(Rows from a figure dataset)
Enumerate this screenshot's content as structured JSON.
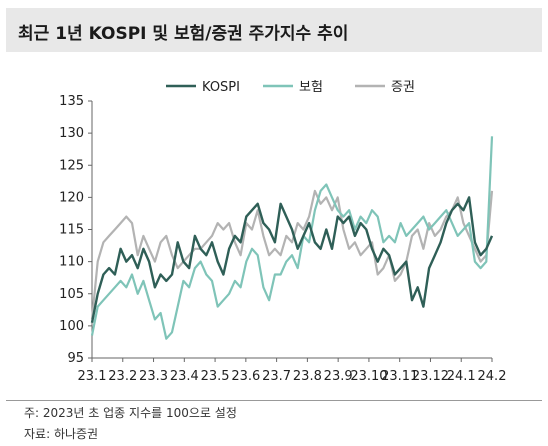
{
  "title": "최근 1년 KOSPI 및 보험/증권 주가지수 추이",
  "footnote": "주: 2023년 초 업종 지수를 100으로 설정",
  "source": "자료: 하나증권",
  "colors": {
    "kospi": "#2f5f57",
    "insurance": "#7fc4b8",
    "securities": "#b3b3b3"
  },
  "chart_data": {
    "type": "line",
    "title": "최근 1년 KOSPI 및 보험/증권 주가지수 추이",
    "xlabel": "",
    "ylabel": "",
    "ylim": [
      95,
      135
    ],
    "yticks": [
      95,
      100,
      105,
      110,
      115,
      120,
      125,
      130,
      135
    ],
    "x_tick_labels": [
      "23.1",
      "23.2",
      "23.3",
      "23.4",
      "23.5",
      "23.6",
      "23.7",
      "23.8",
      "23.9",
      "23.10",
      "23.11",
      "23.12",
      "24.1",
      "24.2"
    ],
    "x_index": [
      0,
      4,
      8,
      12,
      16,
      20,
      24,
      28,
      32,
      36,
      40,
      44,
      48,
      52,
      56,
      60,
      64,
      68,
      72,
      76,
      80,
      84,
      88,
      92,
      96,
      100,
      104,
      108,
      112,
      116,
      120,
      124,
      128,
      132,
      136,
      140,
      144,
      148,
      152,
      156,
      160,
      164,
      168,
      172,
      176,
      180,
      184,
      188,
      192,
      196,
      200,
      204,
      208,
      212,
      216,
      220,
      224,
      228,
      232,
      236,
      240,
      244,
      248,
      252,
      256,
      260,
      264,
      268,
      272,
      276,
      280
    ],
    "legend_position": "top-center",
    "grid": false,
    "series": [
      {
        "name": "KOSPI",
        "key": "kospi",
        "values": [
          100.5,
          105,
          108,
          109,
          108,
          112,
          110,
          111,
          109,
          112,
          110,
          106,
          108,
          107,
          108,
          113,
          110,
          109,
          114,
          112,
          111,
          113,
          110,
          108,
          112,
          114,
          113,
          117,
          118,
          119,
          116,
          115,
          113,
          119,
          117,
          115,
          112,
          114,
          116,
          113,
          112,
          115,
          112,
          117,
          116,
          117,
          114,
          116,
          115,
          112,
          110,
          112,
          111,
          108,
          109,
          110,
          104,
          106,
          103,
          109,
          111,
          113,
          116,
          118,
          119,
          118,
          120,
          113,
          111,
          112,
          114
        ]
      },
      {
        "name": "보험",
        "key": "insurance",
        "values": [
          98.5,
          103,
          104,
          105,
          106,
          107,
          106,
          108,
          105,
          107,
          104,
          101,
          102,
          98,
          99,
          103,
          107,
          106,
          109,
          110,
          108,
          107,
          103,
          104,
          105,
          107,
          106,
          110,
          112,
          111,
          106,
          104,
          108,
          108,
          110,
          111,
          109,
          114,
          113,
          118,
          121,
          122,
          120,
          118,
          117,
          118,
          115,
          117,
          116,
          118,
          117,
          113,
          114,
          113,
          116,
          114,
          115,
          116,
          117,
          115,
          116,
          117,
          118,
          116,
          114,
          115,
          116,
          110,
          109,
          110,
          129.5
        ]
      },
      {
        "name": "증권",
        "key": "securities",
        "values": [
          101,
          110,
          113,
          114,
          115,
          116,
          117,
          116,
          111,
          114,
          112,
          110,
          113,
          114,
          111,
          109,
          110,
          111,
          112,
          112,
          113,
          114,
          116,
          115,
          116,
          113,
          111,
          116,
          115,
          118,
          114,
          111,
          112,
          111,
          114,
          113,
          116,
          115,
          117,
          121,
          119,
          120,
          118,
          120,
          115,
          112,
          113,
          111,
          112,
          113,
          108,
          109,
          111,
          107,
          108,
          110,
          114,
          115,
          112,
          116,
          114,
          115,
          117,
          118,
          120,
          116,
          114,
          112,
          110,
          111,
          121
        ]
      }
    ]
  }
}
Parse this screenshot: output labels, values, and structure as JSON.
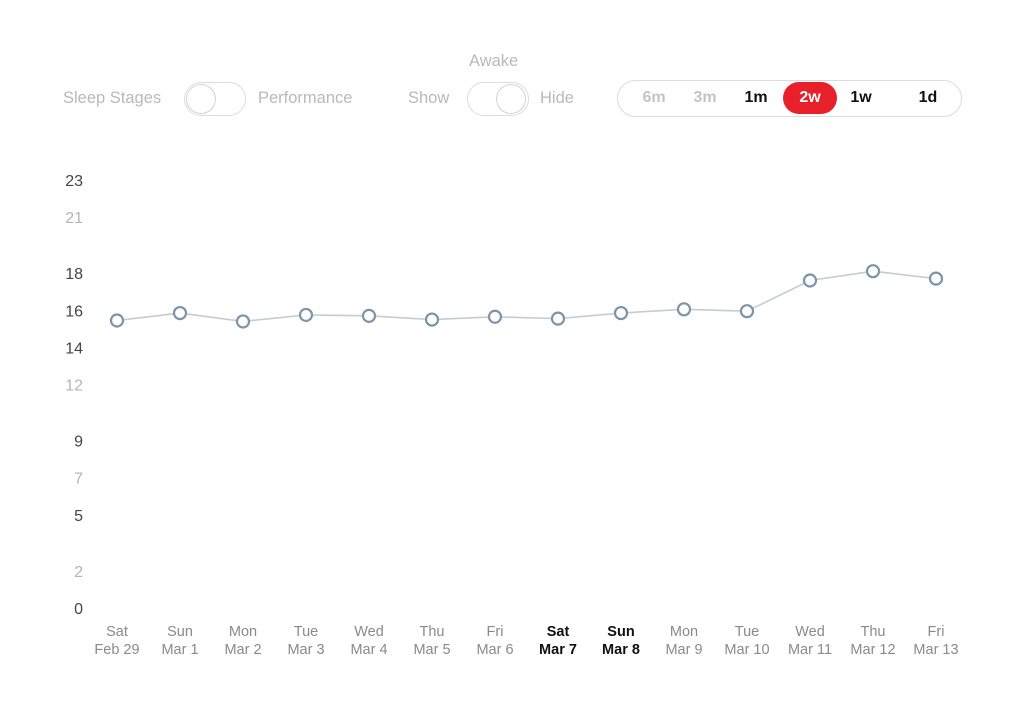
{
  "controls": {
    "sleep_stages_label": "Sleep Stages",
    "performance_label": "Performance",
    "awake_label": "Awake",
    "show_label": "Show",
    "hide_label": "Hide",
    "range_buttons": [
      {
        "label": "6m",
        "state": "muted"
      },
      {
        "label": "3m",
        "state": "muted"
      },
      {
        "label": "1m",
        "state": "normal"
      },
      {
        "label": "2w",
        "state": "active"
      },
      {
        "label": "1w",
        "state": "normal"
      },
      {
        "label": "1d",
        "state": "normal"
      }
    ],
    "active_color": "#e8202a"
  },
  "chart_data": {
    "type": "line",
    "title": "",
    "xlabel": "",
    "ylabel": "",
    "y_ticks": [
      {
        "label": "0",
        "value": 0,
        "bold": true
      },
      {
        "label": "2",
        "value": 2,
        "bold": false
      },
      {
        "label": "5",
        "value": 5,
        "bold": true
      },
      {
        "label": "7",
        "value": 7,
        "bold": false
      },
      {
        "label": "9",
        "value": 9,
        "bold": true
      },
      {
        "label": "12",
        "value": 12,
        "bold": false
      },
      {
        "label": "14",
        "value": 14,
        "bold": true
      },
      {
        "label": "16",
        "value": 16,
        "bold": true
      },
      {
        "label": "18",
        "value": 18,
        "bold": true
      },
      {
        "label": "21",
        "value": 21,
        "bold": false
      },
      {
        "label": "23",
        "value": 23,
        "bold": true
      }
    ],
    "ylim": [
      0,
      23
    ],
    "categories": [
      {
        "day": "Sat",
        "date": "Feb 29",
        "bold": false
      },
      {
        "day": "Sun",
        "date": "Mar 1",
        "bold": false
      },
      {
        "day": "Mon",
        "date": "Mar 2",
        "bold": false
      },
      {
        "day": "Tue",
        "date": "Mar 3",
        "bold": false
      },
      {
        "day": "Wed",
        "date": "Mar 4",
        "bold": false
      },
      {
        "day": "Thu",
        "date": "Mar 5",
        "bold": false
      },
      {
        "day": "Fri",
        "date": "Mar 6",
        "bold": false
      },
      {
        "day": "Sat",
        "date": "Mar 7",
        "bold": true
      },
      {
        "day": "Sun",
        "date": "Mar 8",
        "bold": true
      },
      {
        "day": "Mon",
        "date": "Mar 9",
        "bold": false
      },
      {
        "day": "Tue",
        "date": "Mar 10",
        "bold": false
      },
      {
        "day": "Wed",
        "date": "Mar 11",
        "bold": false
      },
      {
        "day": "Thu",
        "date": "Mar 12",
        "bold": false
      },
      {
        "day": "Fri",
        "date": "Mar 13",
        "bold": false
      }
    ],
    "series": [
      {
        "values": [
          15.45,
          15.85,
          15.4,
          15.75,
          15.7,
          15.5,
          15.65,
          15.55,
          15.85,
          16.05,
          15.95,
          17.6,
          18.1,
          17.7
        ]
      }
    ],
    "line_color": "#c4ccd3",
    "marker_color": "#7d95a8",
    "grid": false
  }
}
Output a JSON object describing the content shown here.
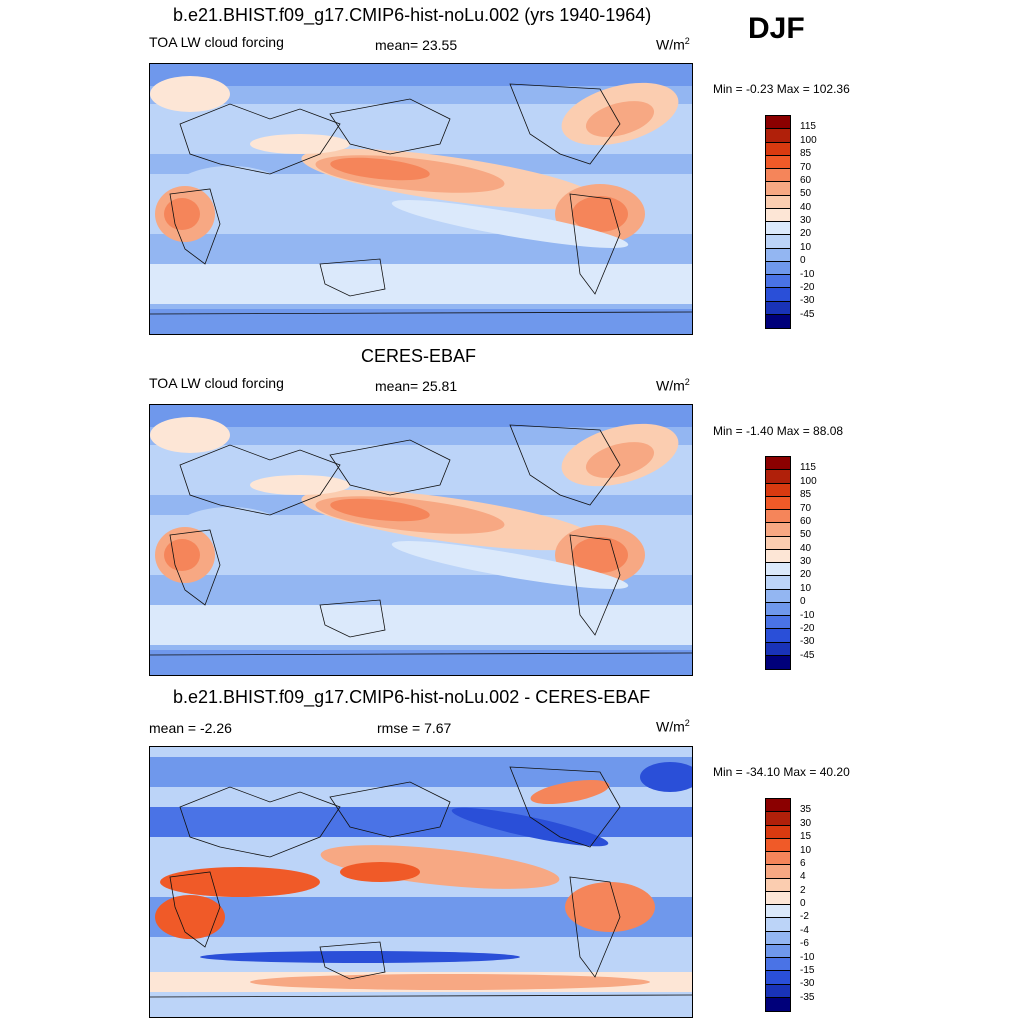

## [EXERCISE GOAL]
Reproduce every line precisely as given, omitting all pictures.

## [SOLUTION BELOW]
Enumerate this screenshot's content as structured JSON.
{
  "title": "최근 1년 KOSPI 및 보험/증권 주가지수 추이",
  "footnote": "주: 2023년 초 업종 지수를 100으로 설정",
  "source": "자료: 하나증권",
  "colors": {
    "kospi": "#2f5f57",
    "insurance": "#7fc4b8",
    "securities": "#b3b3b3"
  },
  "chart_data": {
    "type": "line",
    "title": "최근 1년 KOSPI 및 보험/증권 주가지수 추이",
    "xlabel": "",
    "ylabel": "",
    "ylim": [
      95,
      135
    ],
    "yticks": [
      95,
      100,
      105,
      110,
      115,
      120,
      125,
      130,
      135
    ],
    "x_tick_labels": [
      "23.1",
      "23.2",
      "23.3",
      "23.4",
      "23.5",
      "23.6",
      "23.7",
      "23.8",
      "23.9",
      "23.10",
      "23.11",
      "23.12",
      "24.1",
      "24.2"
    ],
    "x_index": [
      0,
      4,
      8,
      12,
      16,
      20,
      24,
      28,
      32,
      36,
      40,
      44,
      48,
      52,
      56,
      60,
      64,
      68,
      72,
      76,
      80,
      84,
      88,
      92,
      96,
      100,
      104,
      108,
      112,
      116,
      120,
      124,
      128,
      132,
      136,
      140,
      144,
      148,
      152,
      156,
      160,
      164,
      168,
      172,
      176,
      180,
      184,
      188,
      192,
      196,
      200,
      204,
      208,
      212,
      216,
      220,
      224,
      228,
      232,
      236,
      240,
      244,
      248,
      252,
      256,
      260,
      264,
      268,
      272,
      276,
      280
    ],
    "legend_position": "top-center",
    "grid": false,
    "series": [
      {
        "name": "KOSPI",
        "key": "kospi",
        "values": [
          100.5,
          105,
          108,
          109,
          108,
          112,
          110,
          111,
          109,
          112,
          110,
          106,
          108,
          107,
          108,
          113,
          110,
          109,
          114,
          112,
          111,
          113,
          110,
          108,
          112,
          114,
          113,
          117,
          118,
          119,
          116,
          115,
          113,
          119,
          117,
          115,
          112,
          114,
          116,
          113,
          112,
          115,
          112,
          117,
          116,
          117,
          114,
          116,
          115,
          112,
          110,
          112,
          111,
          108,
          109,
          110,
          104,
          106,
          103,
          109,
          111,
          113,
          116,
          118,
          119,
          118,
          120,
          113,
          111,
          112,
          114
        ]
      },
      {
        "name": "보험",
        "key": "insurance",
        "values": [
          98.5,
          103,
          104,
          105,
          106,
          107,
          106,
          108,
          105,
          107,
          104,
          101,
          102,
          98,
          99,
          103,
          107,
          106,
          109,
          110,
          108,
          107,
          103,
          104,
          105,
          107,
          106,
          110,
          112,
          111,
          106,
          104,
          108,
          108,
          110,
          111,
          109,
          114,
          113,
          118,
          121,
          122,
          120,
          118,
          117,
          118,
          115,
          117,
          116,
          118,
          117,
          113,
          114,
          113,
          116,
          114,
          115,
          116,
          117,
          115,
          116,
          117,
          118,
          116,
          114,
          115,
          116,
          110,
          109,
          110,
          129.5
        ]
      },
      {
        "name": "증권",
        "key": "securities",
        "values": [
          101,
          110,
          113,
          114,
          115,
          116,
          117,
          116,
          111,
          114,
          112,
          110,
          113,
          114,
          111,
          109,
          110,
          111,
          112,
          112,
          113,
          114,
          116,
          115,
          116,
          113,
          111,
          116,
          115,
          118,
          114,
          111,
          112,
          111,
          114,
          113,
          116,
          115,
          117,
          121,
          119,
          120,
          118,
          120,
          115,
          112,
          113,
          111,
          112,
          113,
          108,
          109,
          111,
          107,
          108,
          110,
          114,
          115,
          112,
          116,
          114,
          115,
          117,
          118,
          120,
          116,
          114,
          112,
          110,
          111,
          121
        ]
      }
    ]
  }
}
Parse this screenshot: output labels, values, and structure as JSON.
{
  "controls": {
    "sleep_stages_label": "Sleep Stages",
    "performance_label": "Performance",
    "awake_label": "Awake",
    "show_label": "Show",
    "hide_label": "Hide",
    "range_buttons": [
      {
        "label": "6m",
        "state": "muted"
      },
      {
        "label": "3m",
        "state": "muted"
      },
      {
        "label": "1m",
        "state": "normal"
      },
      {
        "label": "2w",
        "state": "active"
      },
      {
        "label": "1w",
        "state": "normal"
      },
      {
        "label": "1d",
        "state": "normal"
      }
    ],
    "active_color": "#e8202a"
  },
  "chart_data": {
    "type": "line",
    "title": "",
    "xlabel": "",
    "ylabel": "",
    "y_ticks": [
      {
        "label": "0",
        "value": 0,
        "bold": true
      },
      {
        "label": "2",
        "value": 2,
        "bold": false
      },
      {
        "label": "5",
        "value": 5,
        "bold": true
      },
      {
        "label": "7",
        "value": 7,
        "bold": false
      },
      {
        "label": "9",
        "value": 9,
        "bold": true
      },
      {
        "label": "12",
        "value": 12,
        "bold": false
      },
      {
        "label": "14",
        "value": 14,
        "bold": true
      },
      {
        "label": "16",
        "value": 16,
        "bold": true
      },
      {
        "label": "18",
        "value": 18,
        "bold": true
      },
      {
        "label": "21",
        "value": 21,
        "bold": false
      },
      {
        "label": "23",
        "value": 23,
        "bold": true
      }
    ],
    "ylim": [
      0,
      23
    ],
    "categories": [
      {
        "day": "Sat",
        "date": "Feb 29",
        "bold": false
      },
      {
        "day": "Sun",
        "date": "Mar 1",
        "bold": false
      },
      {
        "day": "Mon",
        "date": "Mar 2",
        "bold": false
      },
      {
        "day": "Tue",
        "date": "Mar 3",
        "bold": false
      },
      {
        "day": "Wed",
        "date": "Mar 4",
        "bold": false
      },
      {
        "day": "Thu",
        "date": "Mar 5",
        "bold": false
      },
      {
        "day": "Fri",
        "date": "Mar 6",
        "bold": false
      },
      {
        "day": "Sat",
        "date": "Mar 7",
        "bold": true
      },
      {
        "day": "Sun",
        "date": "Mar 8",
        "bold": true
      },
      {
        "day": "Mon",
        "date": "Mar 9",
        "bold": false
      },
      {
        "day": "Tue",
        "date": "Mar 10",
        "bold": false
      },
      {
        "day": "Wed",
        "date": "Mar 11",
        "bold": false
      },
      {
        "day": "Thu",
        "date": "Mar 12",
        "bold": false
      },
      {
        "day": "Fri",
        "date": "Mar 13",
        "bold": false
      }
    ],
    "series": [
      {
        "values": [
          15.45,
          15.85,
          15.4,
          15.75,
          15.7,
          15.5,
          15.65,
          15.55,
          15.85,
          16.05,
          15.95,
          17.6,
          18.1,
          17.7
        ]
      }
    ],
    "line_color": "#c4ccd3",
    "marker_color": "#7d95a8",
    "grid": false
  }
}
Output a JSON object describing the content shown here.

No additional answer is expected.